> Short task
Gather all lines from the material that contain the word "destornillador".
- - - -
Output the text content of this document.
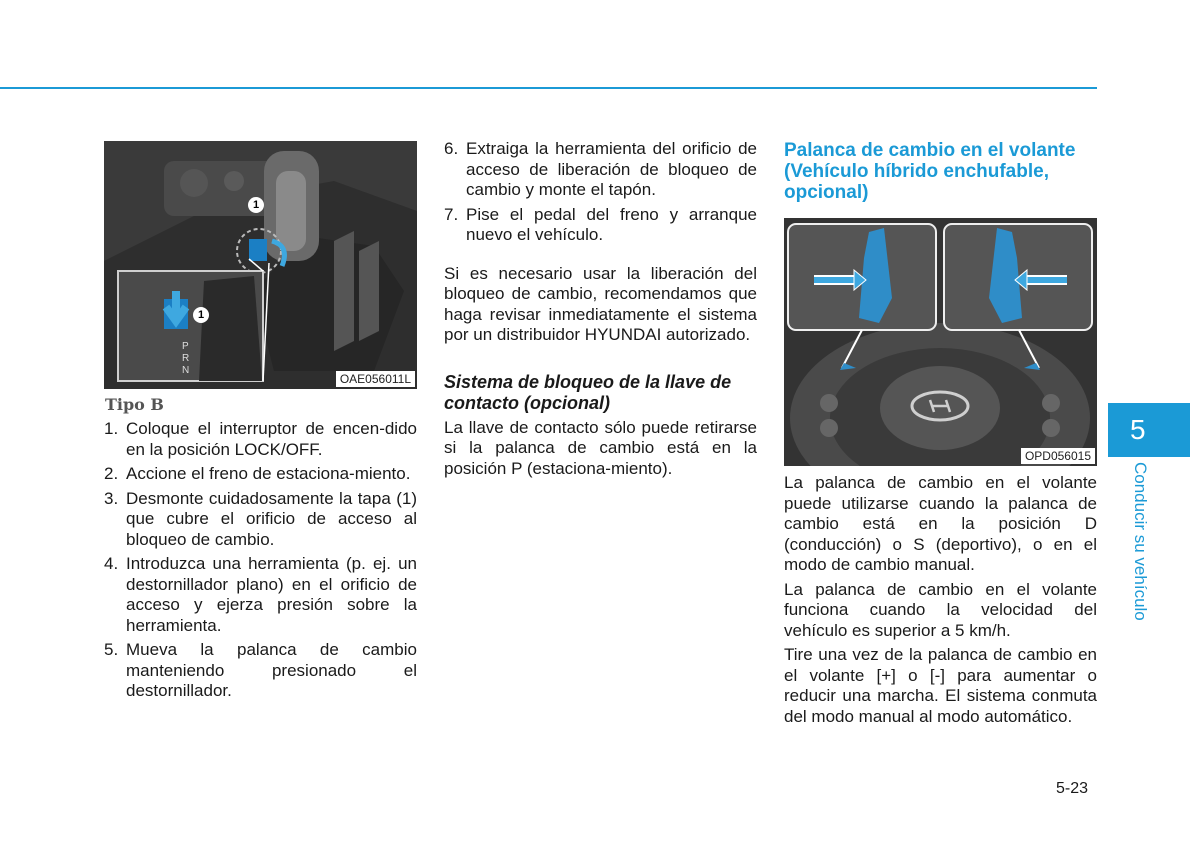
1
1
P R N
OAE056011L
Tipo B
1. Coloque el interruptor de encen-dido en la posición LOCK/OFF.
2. Accione el freno de estaciona-miento.
3. Desmonte cuidadosamente la tapa (1) que cubre el orificio de acceso al bloqueo de cambio.
4. Introduzca una herramienta (p. ej. un destornillador plano) en el orificio de acceso y ejerza presión sobre la herramienta.
5. Mueva la palanca de cambio manteniendo presionado el destornillador.
6. Extraiga la herramienta del orificio de acceso de liberación de bloqueo de cambio y monte el tapón.
7. Pise el pedal del freno y arranque nuevo el vehículo.

Si es necesario usar la liberación del bloqueo de cambio, recomendamos que haga revisar inmediatamente el sistema por un distribuidor HYUNDAI autorizado.

Sistema de bloqueo de la llave de contacto (opcional)

La llave de contacto sólo puede retirarse si la palanca de cambio está en la posición P (estaciona-miento).

Palanca de cambio en el volante (Vehículo híbrido enchufable, opcional)

OPD056015

La palanca de cambio en el volante puede utilizarse cuando la palanca de cambio está en la posición D (conducción) o S (deportivo), o en el modo de cambio manual.

La palanca de cambio en el volante funciona cuando la velocidad del vehículo es superior a 5 km/h.

Tire una vez de la palanca de cambio en el volante [+] o [-] para aumentar o reducir una marcha. El sistema conmuta del modo manual al modo automático.

5
Conducir su vehículo
5-23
- - - -
> Solution below
4. Introduzca una herramienta (p. ej. un destornillador plano) en el orificio de acceso y ejerza presión sobre la herramienta.
5. Mueva la palanca de cambio manteniendo presionado el destornillador.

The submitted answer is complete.